→ Records provided

-- start --

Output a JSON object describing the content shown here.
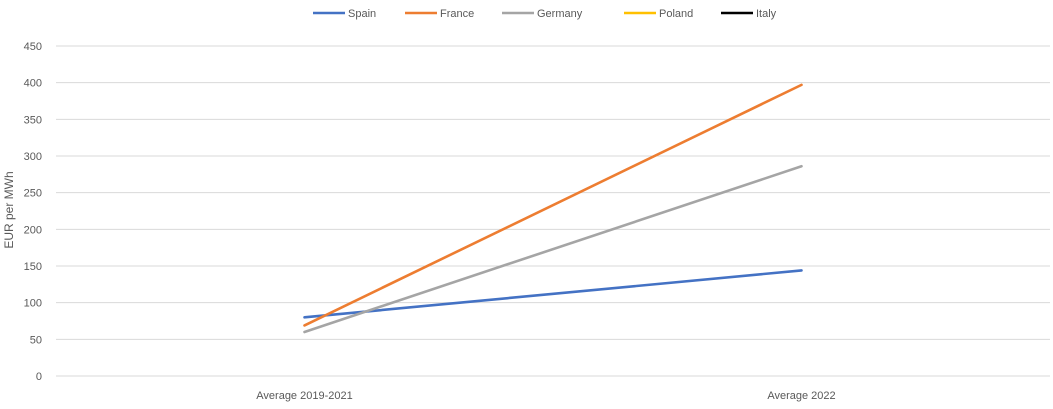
{
  "chart_data": {
    "type": "line",
    "title": "",
    "xlabel": "",
    "ylabel": "EUR per MWh",
    "categories": [
      "Average 2019-2021",
      "Average 2022"
    ],
    "ylim": [
      0,
      450
    ],
    "yticks": [
      0,
      50,
      100,
      150,
      200,
      250,
      300,
      350,
      400,
      450
    ],
    "grid": true,
    "legend_position": "top",
    "series": [
      {
        "name": "Spain",
        "color": "#4472C4",
        "values": [
          80,
          144
        ]
      },
      {
        "name": "France",
        "color": "#ED7D31",
        "values": [
          69,
          397
        ]
      },
      {
        "name": "Germany",
        "color": "#A5A5A5",
        "values": [
          60,
          286
        ]
      },
      {
        "name": "Poland",
        "color": "#FFC000",
        "values": [
          null,
          null
        ]
      },
      {
        "name": "Italy",
        "color": "#000000",
        "values": [
          null,
          null
        ]
      }
    ]
  }
}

-- end --

→ Task directions
Copy all the lines above that hold the string "name".

→ Complete output
        "name": "Spain",
        "name": "France",
        "name": "Germany",
        "name": "Poland",
        "name": "Italy",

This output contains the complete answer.